[Source records]
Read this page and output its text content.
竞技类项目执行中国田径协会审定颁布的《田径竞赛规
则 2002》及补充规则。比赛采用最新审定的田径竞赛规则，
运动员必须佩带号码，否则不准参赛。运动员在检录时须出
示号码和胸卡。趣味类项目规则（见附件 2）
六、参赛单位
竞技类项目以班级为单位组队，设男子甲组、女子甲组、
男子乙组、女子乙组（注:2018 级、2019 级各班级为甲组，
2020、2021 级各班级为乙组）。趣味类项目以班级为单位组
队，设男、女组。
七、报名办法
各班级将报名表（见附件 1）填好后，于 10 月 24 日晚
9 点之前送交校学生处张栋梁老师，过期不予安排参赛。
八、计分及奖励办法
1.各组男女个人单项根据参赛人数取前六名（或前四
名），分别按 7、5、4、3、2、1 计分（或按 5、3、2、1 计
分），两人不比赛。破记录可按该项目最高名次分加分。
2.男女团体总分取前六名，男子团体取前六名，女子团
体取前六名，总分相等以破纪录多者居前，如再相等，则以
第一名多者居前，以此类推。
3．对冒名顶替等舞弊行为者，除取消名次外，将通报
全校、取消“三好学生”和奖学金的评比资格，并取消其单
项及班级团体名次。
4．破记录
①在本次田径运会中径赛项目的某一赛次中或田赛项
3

==

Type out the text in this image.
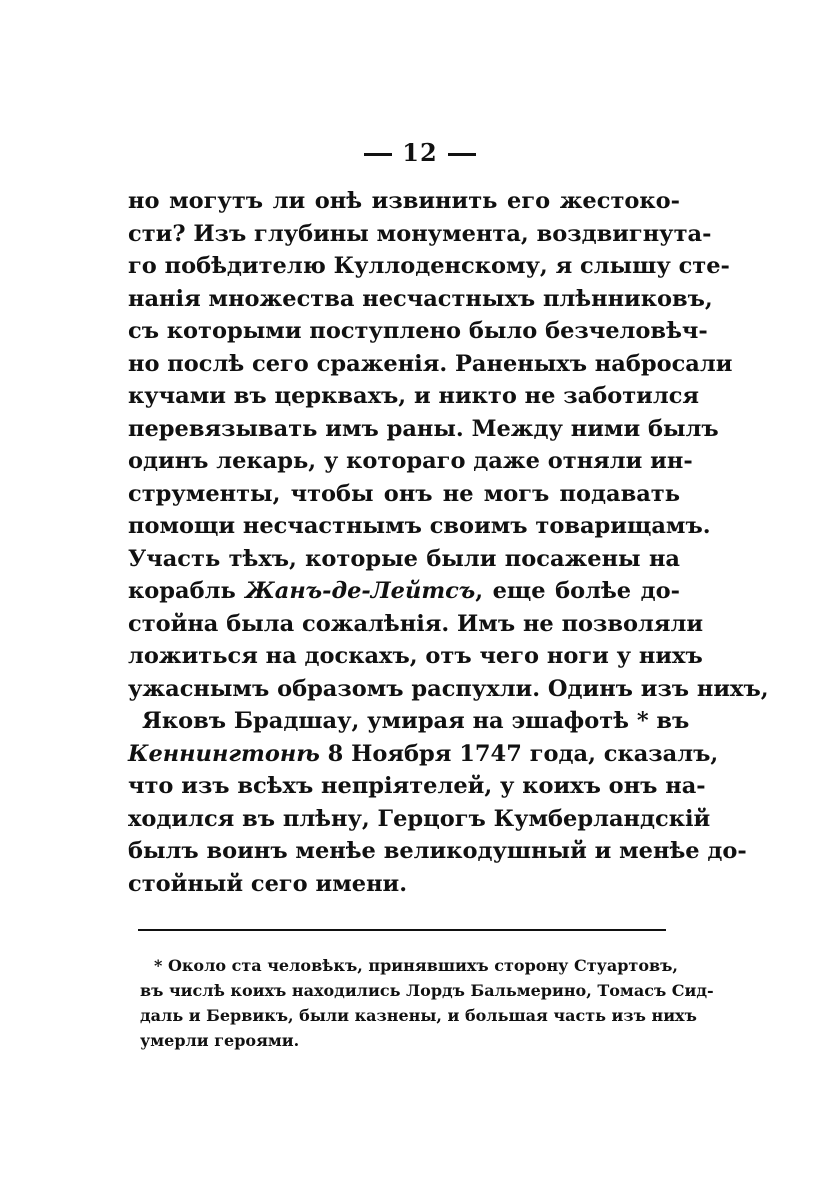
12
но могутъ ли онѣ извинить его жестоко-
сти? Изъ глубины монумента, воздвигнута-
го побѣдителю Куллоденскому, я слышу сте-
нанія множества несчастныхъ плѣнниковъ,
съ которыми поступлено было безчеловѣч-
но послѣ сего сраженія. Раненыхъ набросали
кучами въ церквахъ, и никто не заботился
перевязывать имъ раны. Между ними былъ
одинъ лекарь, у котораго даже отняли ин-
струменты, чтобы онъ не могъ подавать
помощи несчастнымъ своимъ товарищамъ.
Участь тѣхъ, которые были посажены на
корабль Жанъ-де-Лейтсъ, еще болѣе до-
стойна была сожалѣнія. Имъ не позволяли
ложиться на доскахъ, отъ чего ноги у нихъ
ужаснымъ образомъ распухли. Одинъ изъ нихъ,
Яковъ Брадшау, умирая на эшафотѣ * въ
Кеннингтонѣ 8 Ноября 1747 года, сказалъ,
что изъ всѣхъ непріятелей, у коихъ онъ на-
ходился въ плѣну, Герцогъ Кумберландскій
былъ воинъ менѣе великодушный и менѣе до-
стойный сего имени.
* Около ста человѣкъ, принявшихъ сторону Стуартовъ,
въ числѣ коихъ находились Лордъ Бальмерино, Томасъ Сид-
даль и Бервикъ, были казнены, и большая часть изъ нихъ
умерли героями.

> _STATED TASK_
Each line in the listing above that contains "сего" should be copied.

> _THE SOLUTION_
но послѣ сего сраженія. Раненыхъ набросали
стойный сего имени.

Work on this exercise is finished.